= Short task =
Extract the whole listing as it stands. Do not include the pictures.

= Data entries =
------------------------------------

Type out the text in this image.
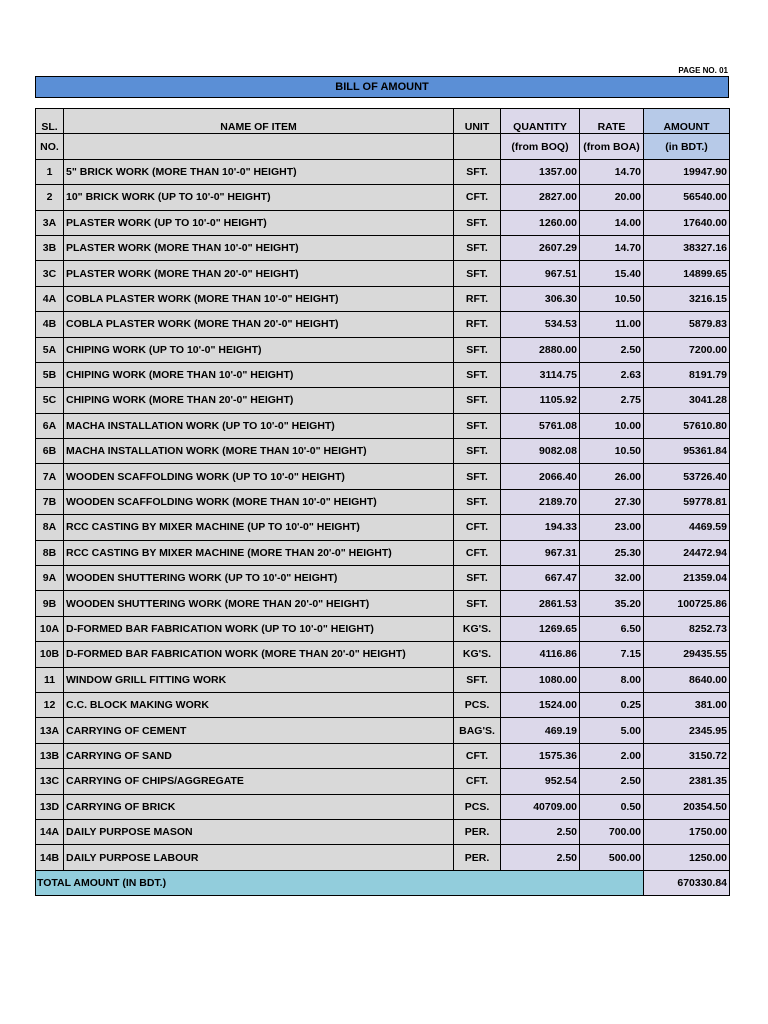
PAGE NO. 01
BILL OF AMOUNT
SL.	NAME OF ITEM	UNIT	QUANTITY	RATE	AMOUNT
NO.			(from BOQ)	(from BOA)	(in BDT.)
1	5" BRICK WORK (MORE THAN 10'-0" HEIGHT)	SFT.	1357.00	14.70	19947.90
2	10" BRICK WORK (UP TO 10'-0" HEIGHT)	CFT.	2827.00	20.00	56540.00
3A	PLASTER WORK (UP TO 10'-0" HEIGHT)	SFT.	1260.00	14.00	17640.00
3B	PLASTER WORK (MORE THAN 10'-0" HEIGHT)	SFT.	2607.29	14.70	38327.16
3C	PLASTER WORK (MORE THAN 20'-0" HEIGHT)	SFT.	967.51	15.40	14899.65
4A	COBLA PLASTER WORK (MORE THAN 10'-0" HEIGHT)	RFT.	306.30	10.50	3216.15
4B	COBLA PLASTER WORK (MORE THAN 20'-0" HEIGHT)	RFT.	534.53	11.00	5879.83
5A	CHIPING WORK (UP TO 10'-0" HEIGHT)	SFT.	2880.00	2.50	7200.00
5B	CHIPING WORK (MORE THAN 10'-0" HEIGHT)	SFT.	3114.75	2.63	8191.79
5C	CHIPING WORK (MORE THAN 20'-0" HEIGHT)	SFT.	1105.92	2.75	3041.28
6A	MACHA INSTALLATION WORK (UP TO 10'-0" HEIGHT)	SFT.	5761.08	10.00	57610.80
6B	MACHA INSTALLATION WORK (MORE THAN 10'-0" HEIGHT)	SFT.	9082.08	10.50	95361.84
7A	WOODEN SCAFFOLDING WORK (UP TO 10'-0" HEIGHT)	SFT.	2066.40	26.00	53726.40
7B	WOODEN SCAFFOLDING WORK (MORE THAN 10'-0" HEIGHT)	SFT.	2189.70	27.30	59778.81
8A	RCC CASTING BY MIXER MACHINE (UP TO 10'-0" HEIGHT)	CFT.	194.33	23.00	4469.59
8B	RCC CASTING BY MIXER MACHINE (MORE THAN 20'-0" HEIGHT)	CFT.	967.31	25.30	24472.94
9A	WOODEN SHUTTERING WORK (UP TO 10'-0" HEIGHT)	SFT.	667.47	32.00	21359.04
9B	WOODEN SHUTTERING WORK (MORE THAN 20'-0" HEIGHT)	SFT.	2861.53	35.20	100725.86
10A	D-FORMED BAR FABRICATION WORK (UP TO 10'-0" HEIGHT)	KG'S.	1269.65	6.50	8252.73
10B	D-FORMED BAR FABRICATION WORK (MORE THAN 20'-0" HEIGHT)	KG'S.	4116.86	7.15	29435.55
11	WINDOW GRILL FITTING WORK	SFT.	1080.00	8.00	8640.00
12	C.C. BLOCK MAKING WORK	PCS.	1524.00	0.25	381.00
13A	CARRYING OF CEMENT	BAG'S.	469.19	5.00	2345.95
13B	CARRYING OF SAND	CFT.	1575.36	2.00	3150.72
13C	CARRYING OF CHIPS/AGGREGATE	CFT.	952.54	2.50	2381.35
13D	CARRYING OF BRICK	PCS.	40709.00	0.50	20354.50
14A	DAILY PURPOSE MASON	PER.	2.50	700.00	1750.00
14B	DAILY PURPOSE LABOUR	PER.	2.50	500.00	1250.00
TOTAL AMOUNT (IN BDT.)					670330.84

------------------------------------

= Exercise response =
Type out the text in this image.
PAGE NO. 01
BILL OF AMOUNT
SL.	NAME OF ITEM	UNIT	QUANTITY	RATE	AMOUNT
NO.			(from BOQ)	(from BOA)	(in BDT.)
1	5" BRICK WORK (MORE THAN 10'-0" HEIGHT)	SFT.	1357.00	14.70	19947.90
2	10" BRICK WORK (UP TO 10'-0" HEIGHT)	CFT.	2827.00	20.00	56540.00
3A	PLASTER WORK (UP TO 10'-0" HEIGHT)	SFT.	1260.00	14.00	17640.00
3B	PLASTER WORK (MORE THAN 10'-0" HEIGHT)	SFT.	2607.29	14.70	38327.16
3C	PLASTER WORK (MORE THAN 20'-0" HEIGHT)	SFT.	967.51	15.40	14899.65
4A	COBLA PLASTER WORK (MORE THAN 10'-0" HEIGHT)	RFT.	306.30	10.50	3216.15
4B	COBLA PLASTER WORK (MORE THAN 20'-0" HEIGHT)	RFT.	534.53	11.00	5879.83
5A	CHIPING WORK (UP TO 10'-0" HEIGHT)	SFT.	2880.00	2.50	7200.00
5B	CHIPING WORK (MORE THAN 10'-0" HEIGHT)	SFT.	3114.75	2.63	8191.79
5C	CHIPING WORK (MORE THAN 20'-0" HEIGHT)	SFT.	1105.92	2.75	3041.28
6A	MACHA INSTALLATION WORK (UP TO 10'-0" HEIGHT)	SFT.	5761.08	10.00	57610.80
6B	MACHA INSTALLATION WORK (MORE THAN 10'-0" HEIGHT)	SFT.	9082.08	10.50	95361.84
7A	WOODEN SCAFFOLDING WORK (UP TO 10'-0" HEIGHT)	SFT.	2066.40	26.00	53726.40
7B	WOODEN SCAFFOLDING WORK (MORE THAN 10'-0" HEIGHT)	SFT.	2189.70	27.30	59778.81
8A	RCC CASTING BY MIXER MACHINE (UP TO 10'-0" HEIGHT)	CFT.	194.33	23.00	4469.59
8B	RCC CASTING BY MIXER MACHINE (MORE THAN 20'-0" HEIGHT)	CFT.	967.31	25.30	24472.94
9A	WOODEN SHUTTERING WORK (UP TO 10'-0" HEIGHT)	SFT.	667.47	32.00	21359.04
9B	WOODEN SHUTTERING WORK (MORE THAN 20'-0" HEIGHT)	SFT.	2861.53	35.20	100725.86
10A	D-FORMED BAR FABRICATION WORK (UP TO 10'-0" HEIGHT)	KG'S.	1269.65	6.50	8252.73
10B	D-FORMED BAR FABRICATION WORK (MORE THAN 20'-0" HEIGHT)	KG'S.	4116.86	7.15	29435.55
11	WINDOW GRILL FITTING WORK	SFT.	1080.00	8.00	8640.00
12	C.C. BLOCK MAKING WORK	PCS.	1524.00	0.25	381.00
13A	CARRYING OF CEMENT	BAG'S.	469.19	5.00	2345.95
13B	CARRYING OF SAND	CFT.	1575.36	2.00	3150.72
13C	CARRYING OF CHIPS/AGGREGATE	CFT.	952.54	2.50	2381.35
13D	CARRYING OF BRICK	PCS.	40709.00	0.50	20354.50
14A	DAILY PURPOSE MASON	PER.	2.50	700.00	1750.00
14B	DAILY PURPOSE LABOUR	PER.	2.50	500.00	1250.00
TOTAL AMOUNT (IN BDT.)					670330.84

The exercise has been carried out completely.